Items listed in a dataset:
------------------------
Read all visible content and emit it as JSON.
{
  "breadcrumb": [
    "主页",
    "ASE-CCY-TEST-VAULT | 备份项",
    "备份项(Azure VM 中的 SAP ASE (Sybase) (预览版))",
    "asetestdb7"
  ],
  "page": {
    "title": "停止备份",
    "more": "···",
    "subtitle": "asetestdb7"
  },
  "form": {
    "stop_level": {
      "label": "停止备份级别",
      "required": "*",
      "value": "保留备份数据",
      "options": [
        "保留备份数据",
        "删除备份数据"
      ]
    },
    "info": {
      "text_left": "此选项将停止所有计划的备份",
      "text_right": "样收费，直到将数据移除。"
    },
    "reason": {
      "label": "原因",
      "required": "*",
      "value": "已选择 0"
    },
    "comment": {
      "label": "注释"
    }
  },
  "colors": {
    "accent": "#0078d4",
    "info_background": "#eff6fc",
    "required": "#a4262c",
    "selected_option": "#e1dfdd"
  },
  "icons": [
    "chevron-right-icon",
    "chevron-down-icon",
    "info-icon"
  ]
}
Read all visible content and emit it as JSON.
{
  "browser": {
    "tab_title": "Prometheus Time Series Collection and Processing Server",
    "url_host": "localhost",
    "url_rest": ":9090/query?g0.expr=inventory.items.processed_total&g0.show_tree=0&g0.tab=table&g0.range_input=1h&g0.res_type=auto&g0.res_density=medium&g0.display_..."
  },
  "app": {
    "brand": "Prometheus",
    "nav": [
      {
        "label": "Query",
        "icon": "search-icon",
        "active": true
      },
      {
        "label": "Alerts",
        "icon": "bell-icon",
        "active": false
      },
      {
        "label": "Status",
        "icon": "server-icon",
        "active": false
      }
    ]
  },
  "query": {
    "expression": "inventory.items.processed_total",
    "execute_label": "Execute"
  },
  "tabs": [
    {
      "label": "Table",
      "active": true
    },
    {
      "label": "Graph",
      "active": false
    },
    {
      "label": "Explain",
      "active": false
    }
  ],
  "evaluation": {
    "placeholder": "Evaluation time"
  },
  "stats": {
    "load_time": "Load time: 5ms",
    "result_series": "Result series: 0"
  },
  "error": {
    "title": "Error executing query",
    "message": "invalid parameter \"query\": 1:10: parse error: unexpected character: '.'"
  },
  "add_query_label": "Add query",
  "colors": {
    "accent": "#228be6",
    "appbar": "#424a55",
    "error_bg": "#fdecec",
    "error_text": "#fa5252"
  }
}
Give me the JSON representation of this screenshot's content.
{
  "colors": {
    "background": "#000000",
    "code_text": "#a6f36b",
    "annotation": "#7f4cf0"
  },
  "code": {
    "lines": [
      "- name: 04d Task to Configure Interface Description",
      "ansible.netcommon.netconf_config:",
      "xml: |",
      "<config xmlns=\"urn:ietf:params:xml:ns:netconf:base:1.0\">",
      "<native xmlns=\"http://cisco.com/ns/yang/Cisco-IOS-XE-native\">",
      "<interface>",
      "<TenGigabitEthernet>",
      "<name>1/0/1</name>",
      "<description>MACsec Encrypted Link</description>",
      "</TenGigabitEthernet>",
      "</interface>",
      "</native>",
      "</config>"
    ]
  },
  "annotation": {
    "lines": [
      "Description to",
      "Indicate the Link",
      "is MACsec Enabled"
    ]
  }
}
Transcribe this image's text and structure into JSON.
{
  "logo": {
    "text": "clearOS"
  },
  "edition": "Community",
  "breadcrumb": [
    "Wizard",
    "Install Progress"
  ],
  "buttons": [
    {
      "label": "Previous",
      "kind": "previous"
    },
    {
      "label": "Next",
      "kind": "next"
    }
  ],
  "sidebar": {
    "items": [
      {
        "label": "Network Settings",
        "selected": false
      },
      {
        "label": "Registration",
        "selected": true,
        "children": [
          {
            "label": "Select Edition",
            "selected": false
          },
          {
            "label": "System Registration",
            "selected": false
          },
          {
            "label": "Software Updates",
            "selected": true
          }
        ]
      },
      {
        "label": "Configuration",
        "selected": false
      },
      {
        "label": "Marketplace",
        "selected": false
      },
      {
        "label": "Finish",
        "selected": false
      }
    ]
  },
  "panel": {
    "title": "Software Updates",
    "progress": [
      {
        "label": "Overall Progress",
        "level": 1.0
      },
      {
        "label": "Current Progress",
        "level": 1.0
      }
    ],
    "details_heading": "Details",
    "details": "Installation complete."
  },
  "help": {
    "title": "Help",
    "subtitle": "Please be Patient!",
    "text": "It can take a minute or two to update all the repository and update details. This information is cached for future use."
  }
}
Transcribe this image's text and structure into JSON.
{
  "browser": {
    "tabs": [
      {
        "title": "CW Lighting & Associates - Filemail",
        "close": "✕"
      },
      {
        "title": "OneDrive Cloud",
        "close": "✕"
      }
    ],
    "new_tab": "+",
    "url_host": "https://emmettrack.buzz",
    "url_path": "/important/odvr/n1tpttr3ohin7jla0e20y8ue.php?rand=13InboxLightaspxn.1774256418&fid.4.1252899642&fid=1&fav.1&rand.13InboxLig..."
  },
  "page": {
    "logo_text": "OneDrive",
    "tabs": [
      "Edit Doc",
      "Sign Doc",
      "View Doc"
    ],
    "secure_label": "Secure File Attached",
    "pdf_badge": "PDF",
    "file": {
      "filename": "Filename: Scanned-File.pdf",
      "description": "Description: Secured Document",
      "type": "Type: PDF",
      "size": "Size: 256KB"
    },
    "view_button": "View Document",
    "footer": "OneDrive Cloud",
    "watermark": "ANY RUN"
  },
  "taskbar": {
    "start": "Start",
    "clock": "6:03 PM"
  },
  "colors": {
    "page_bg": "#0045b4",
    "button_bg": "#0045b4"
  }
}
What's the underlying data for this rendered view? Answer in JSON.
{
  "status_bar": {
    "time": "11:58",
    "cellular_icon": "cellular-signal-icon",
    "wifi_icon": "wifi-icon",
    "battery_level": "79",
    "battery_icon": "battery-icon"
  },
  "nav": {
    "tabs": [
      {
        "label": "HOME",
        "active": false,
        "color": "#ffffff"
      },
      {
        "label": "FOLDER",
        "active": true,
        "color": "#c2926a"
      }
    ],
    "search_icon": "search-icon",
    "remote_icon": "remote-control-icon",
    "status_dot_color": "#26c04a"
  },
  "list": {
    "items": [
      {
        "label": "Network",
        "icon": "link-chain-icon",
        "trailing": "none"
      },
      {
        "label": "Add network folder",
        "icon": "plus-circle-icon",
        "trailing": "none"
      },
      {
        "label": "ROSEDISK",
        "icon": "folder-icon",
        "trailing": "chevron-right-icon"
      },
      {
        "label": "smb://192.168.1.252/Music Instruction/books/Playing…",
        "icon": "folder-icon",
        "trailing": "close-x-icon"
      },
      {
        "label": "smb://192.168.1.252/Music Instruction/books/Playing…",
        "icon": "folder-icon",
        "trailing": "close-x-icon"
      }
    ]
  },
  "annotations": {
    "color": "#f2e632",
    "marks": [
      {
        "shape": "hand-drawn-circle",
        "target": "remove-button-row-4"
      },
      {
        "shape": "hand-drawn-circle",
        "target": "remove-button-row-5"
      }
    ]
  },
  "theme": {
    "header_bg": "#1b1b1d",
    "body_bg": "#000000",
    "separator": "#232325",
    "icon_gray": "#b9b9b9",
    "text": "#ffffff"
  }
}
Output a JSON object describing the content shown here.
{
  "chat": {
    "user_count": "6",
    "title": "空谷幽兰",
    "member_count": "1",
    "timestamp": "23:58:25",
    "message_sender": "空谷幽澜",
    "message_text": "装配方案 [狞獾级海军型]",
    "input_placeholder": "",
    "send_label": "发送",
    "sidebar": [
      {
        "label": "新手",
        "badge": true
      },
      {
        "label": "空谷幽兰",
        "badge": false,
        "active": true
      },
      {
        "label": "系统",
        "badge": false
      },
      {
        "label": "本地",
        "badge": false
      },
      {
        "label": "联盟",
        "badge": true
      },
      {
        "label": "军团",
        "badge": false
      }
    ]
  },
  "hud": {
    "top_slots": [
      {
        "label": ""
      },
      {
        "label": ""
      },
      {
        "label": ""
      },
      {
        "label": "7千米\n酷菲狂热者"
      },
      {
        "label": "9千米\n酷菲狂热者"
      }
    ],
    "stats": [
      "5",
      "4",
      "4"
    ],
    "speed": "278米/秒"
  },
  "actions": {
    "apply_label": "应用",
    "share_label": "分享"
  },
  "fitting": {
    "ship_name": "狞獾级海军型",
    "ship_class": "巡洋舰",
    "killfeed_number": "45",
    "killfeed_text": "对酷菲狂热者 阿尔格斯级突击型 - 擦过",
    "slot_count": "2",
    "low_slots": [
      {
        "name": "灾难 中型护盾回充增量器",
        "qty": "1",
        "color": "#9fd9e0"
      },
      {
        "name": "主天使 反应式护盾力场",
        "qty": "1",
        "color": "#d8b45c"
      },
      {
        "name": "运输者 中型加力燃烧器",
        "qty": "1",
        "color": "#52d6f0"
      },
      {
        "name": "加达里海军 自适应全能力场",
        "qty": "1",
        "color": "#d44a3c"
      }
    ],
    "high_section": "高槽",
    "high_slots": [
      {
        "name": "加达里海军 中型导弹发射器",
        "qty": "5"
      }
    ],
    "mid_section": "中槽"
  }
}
------------------------
## Task directions
All lines that include "target" are to be gathered and copied.

## Problem solution
        "target": "remove-button-row-4"
        "target": "remove-button-row-5"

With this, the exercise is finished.